**Goal of the exercise**
Every record must be repeated exactly, with no omission.
--- Listed entries ---
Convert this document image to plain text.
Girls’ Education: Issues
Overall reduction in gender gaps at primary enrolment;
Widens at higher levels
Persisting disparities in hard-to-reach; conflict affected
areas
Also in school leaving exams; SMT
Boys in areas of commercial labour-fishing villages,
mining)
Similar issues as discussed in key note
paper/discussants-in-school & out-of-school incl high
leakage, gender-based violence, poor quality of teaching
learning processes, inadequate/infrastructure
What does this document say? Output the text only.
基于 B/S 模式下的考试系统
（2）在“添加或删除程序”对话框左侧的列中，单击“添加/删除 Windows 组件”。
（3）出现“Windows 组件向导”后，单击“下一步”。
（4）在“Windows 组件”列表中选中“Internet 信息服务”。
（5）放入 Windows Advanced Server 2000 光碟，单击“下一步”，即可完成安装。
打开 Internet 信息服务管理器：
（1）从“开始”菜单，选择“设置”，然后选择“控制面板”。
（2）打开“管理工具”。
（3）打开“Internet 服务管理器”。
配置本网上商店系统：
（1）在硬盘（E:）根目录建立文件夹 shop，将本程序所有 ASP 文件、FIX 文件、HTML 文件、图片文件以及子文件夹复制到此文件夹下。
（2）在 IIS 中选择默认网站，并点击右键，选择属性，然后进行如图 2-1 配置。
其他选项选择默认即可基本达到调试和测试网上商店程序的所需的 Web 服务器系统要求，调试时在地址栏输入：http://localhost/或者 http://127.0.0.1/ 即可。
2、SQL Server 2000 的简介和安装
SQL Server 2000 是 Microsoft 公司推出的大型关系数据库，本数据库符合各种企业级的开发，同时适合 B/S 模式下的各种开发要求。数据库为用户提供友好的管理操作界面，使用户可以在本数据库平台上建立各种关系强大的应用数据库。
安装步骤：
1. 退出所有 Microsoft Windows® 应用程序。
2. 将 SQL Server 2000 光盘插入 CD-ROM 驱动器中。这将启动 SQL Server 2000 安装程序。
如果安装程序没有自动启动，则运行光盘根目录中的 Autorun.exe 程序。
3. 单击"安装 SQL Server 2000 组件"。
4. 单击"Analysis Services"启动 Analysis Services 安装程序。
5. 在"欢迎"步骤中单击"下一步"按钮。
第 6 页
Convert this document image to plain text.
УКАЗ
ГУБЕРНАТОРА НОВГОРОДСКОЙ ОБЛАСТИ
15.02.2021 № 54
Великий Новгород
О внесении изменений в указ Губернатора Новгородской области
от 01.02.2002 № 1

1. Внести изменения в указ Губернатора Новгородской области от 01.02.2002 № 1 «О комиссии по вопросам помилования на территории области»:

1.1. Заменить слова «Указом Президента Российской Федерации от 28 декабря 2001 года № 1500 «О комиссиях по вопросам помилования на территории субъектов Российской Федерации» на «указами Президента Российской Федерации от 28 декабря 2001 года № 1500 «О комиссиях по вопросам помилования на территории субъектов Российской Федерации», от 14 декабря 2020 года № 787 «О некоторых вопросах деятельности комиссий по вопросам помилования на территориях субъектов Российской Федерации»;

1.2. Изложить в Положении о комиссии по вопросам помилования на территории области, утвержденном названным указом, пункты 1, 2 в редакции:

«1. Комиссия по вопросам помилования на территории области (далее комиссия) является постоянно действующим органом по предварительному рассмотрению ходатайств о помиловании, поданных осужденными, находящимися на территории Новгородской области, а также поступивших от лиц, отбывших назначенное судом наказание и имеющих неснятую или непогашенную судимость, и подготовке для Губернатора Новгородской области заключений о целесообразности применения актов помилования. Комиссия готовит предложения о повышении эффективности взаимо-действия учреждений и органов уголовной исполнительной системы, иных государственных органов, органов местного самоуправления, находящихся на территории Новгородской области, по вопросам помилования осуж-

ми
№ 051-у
---
**Answer to the exercise**
Convert this document image to plain text.
Girls’ Education: Issues
Overall reduction in gender gaps at primary enrolment;
Widens at higher levels
Persisting disparities in hard-to-reach; conflict affected
areas
Also in school leaving exams; SMT
Boys in areas of commercial labour-fishing villages,
mining)
Similar issues as discussed in key note
paper/discussants-in-school & out-of-school incl high
leakage, gender-based violence, poor quality of teaching
learning processes, inadequate/infrastructure
What does this document say? Output the text only.
基于 B/S 模式下的考试系统
（2）在“添加或删除程序”对话框左侧的列中，单击“添加/删除 Windows 组件”。
（3）出现“Windows 组件向导”后，单击“下一步”。
（4）在“Windows 组件”列表中选中“Internet 信息服务”。
（5）放入 Windows Advanced Server 2000 光碟，单击“下一步”，即可完成安装。
打开 Internet 信息服务管理器：
（1）从“开始”菜单，选择“设置”，然后选择“控制面板”。
（2）打开“管理工具”。
（3）打开“Internet 服务管理器”。
配置本网上商店系统：
（1）在硬盘（E:）根目录建立文件夹 shop，将本程序所有 ASP 文件、FIX 文件、HTML 文件、图片文件以及子文件夹复制到此文件夹下。
（2）在 IIS 中选择默认网站，并点击右键，选择属性，然后进行如图 2-1 配置。
其他选项选择默认即可基本达到调试和测试网上商店程序的所需的 Web 服务器系统要求，调试时在地址栏输入：http://localhost/或者 http://127.0.0.1/ 即可。
2、SQL Server 2000 的简介和安装
SQL Server 2000 是 Microsoft 公司推出的大型关系数据库，本数据库符合各种企业级的开发，同时适合 B/S 模式下的各种开发要求。数据库为用户提供友好的管理操作界面，使用户可以在本数据库平台上建立各种关系强大的应用数据库。
安装步骤：
1. 退出所有 Microsoft Windows® 应用程序。
2. 将 SQL Server 2000 光盘插入 CD-ROM 驱动器中。这将启动 SQL Server 2000 安装程序。
如果安装程序没有自动启动，则运行光盘根目录中的 Autorun.exe 程序。
3. 单击"安装 SQL Server 2000 组件"。
4. 单击"Analysis Services"启动 Analysis Services 安装程序。
5. 在"欢迎"步骤中单击"下一步"按钮。
第 6 页
Convert this document image to plain text.
УКАЗ
ГУБЕРНАТОРА НОВГОРОДСКОЙ ОБЛАСТИ
15.02.2021 № 54
Великий Новгород
О внесении изменений в указ Губернатора Новгородской области
от 01.02.2002 № 1

1. Внести изменения в указ Губернатора Новгородской области от 01.02.2002 № 1 «О комиссии по вопросам помилования на территории области»:

1.1. Заменить слова «Указом Президента Российской Федерации от 28 декабря 2001 года № 1500 «О комиссиях по вопросам помилования на территории субъектов Российской Федерации» на «указами Президента Российской Федерации от 28 декабря 2001 года № 1500 «О комиссиях по вопросам помилования на территории субъектов Российской Федерации», от 14 декабря 2020 года № 787 «О некоторых вопросах деятельности комиссий по вопросам помилования на территориях субъектов Российской Федерации»;

1.2. Изложить в Положении о комиссии по вопросам помилования на территории области, утвержденном названным указом, пункты 1, 2 в редакции:

«1. Комиссия по вопросам помилования на территории области (далее комиссия) является постоянно действующим органом по предварительному рассмотрению ходатайств о помиловании, поданных осужденными, находящимися на территории Новгородской области, а также поступивших от лиц, отбывших назначенное судом наказание и имеющих неснятую или непогашенную судимость, и подготовке для Губернатора Новгородской области заключений о целесообразности применения актов помилования. Комиссия готовит предложения о повышении эффективности взаимо-действия учреждений и органов уголовной исполнительной системы, иных государственных органов, органов местного самоуправления, находящихся на территории Новгородской области, по вопросам помилования осуж-

ми
№ 051-у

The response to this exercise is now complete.